- TASK REQUIREMENTS: Look through the material below for "text". Copy every line that contains it.

[Stored data]
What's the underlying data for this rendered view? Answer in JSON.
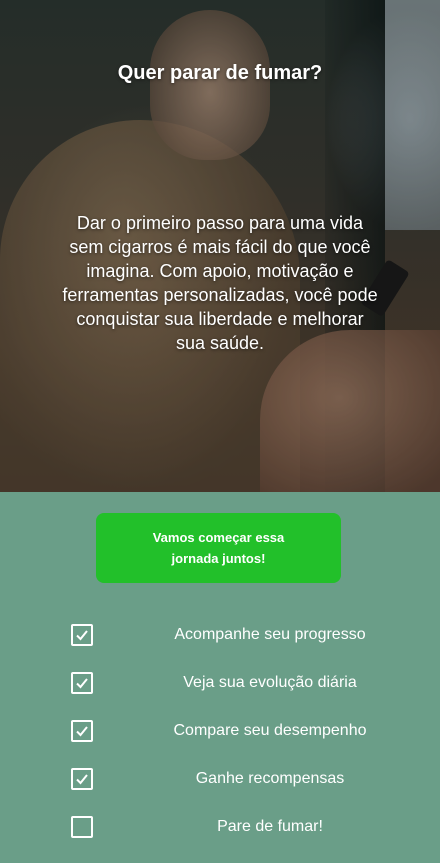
{
  "hero": {
    "title": "Quer parar de fumar?",
    "text": "Dar o primeiro passo para uma vida sem cigarros é mais fácil do que você imagina. Com apoio, motivação e ferramentas personalizadas, você pode conquistar sua liberdade e melhorar sua saúde."
  },
  "cta": {
    "label": "Vamos começar essa jornada juntos!",
    "color": "#22c02a"
  },
  "features": [
    {
      "label": "Acompanhe seu progresso",
      "checked": true,
      "icon": "checked-checkbox-icon"
    },
    {
      "label": "Veja sua evolução diária",
      "checked": true,
      "icon": "checked-checkbox-icon"
    },
    {
      "label": "Compare seu desempenho",
      "checked": true,
      "icon": "checked-checkbox-icon"
    },
    {
      "label": "Ganhe recompensas",
      "checked": true,
      "icon": "checked-checkbox-icon"
    },
    {
      "label": "Pare de fumar!",
      "checked": false,
      "icon": "empty-checkbox-icon"
    }
  ],
  "colors": {
    "background": "#6a9e88",
    "text": "#ffffff"
  }
}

- TASK RESULT:
    "text": "Dar o primeiro passo para uma vida sem cigarros é mais fácil do que você imagina. Com apoio, motivação e ferramentas personalizadas, você pode conquistar sua liberdade e melhorar sua saúde."
    "text": "#ffffff"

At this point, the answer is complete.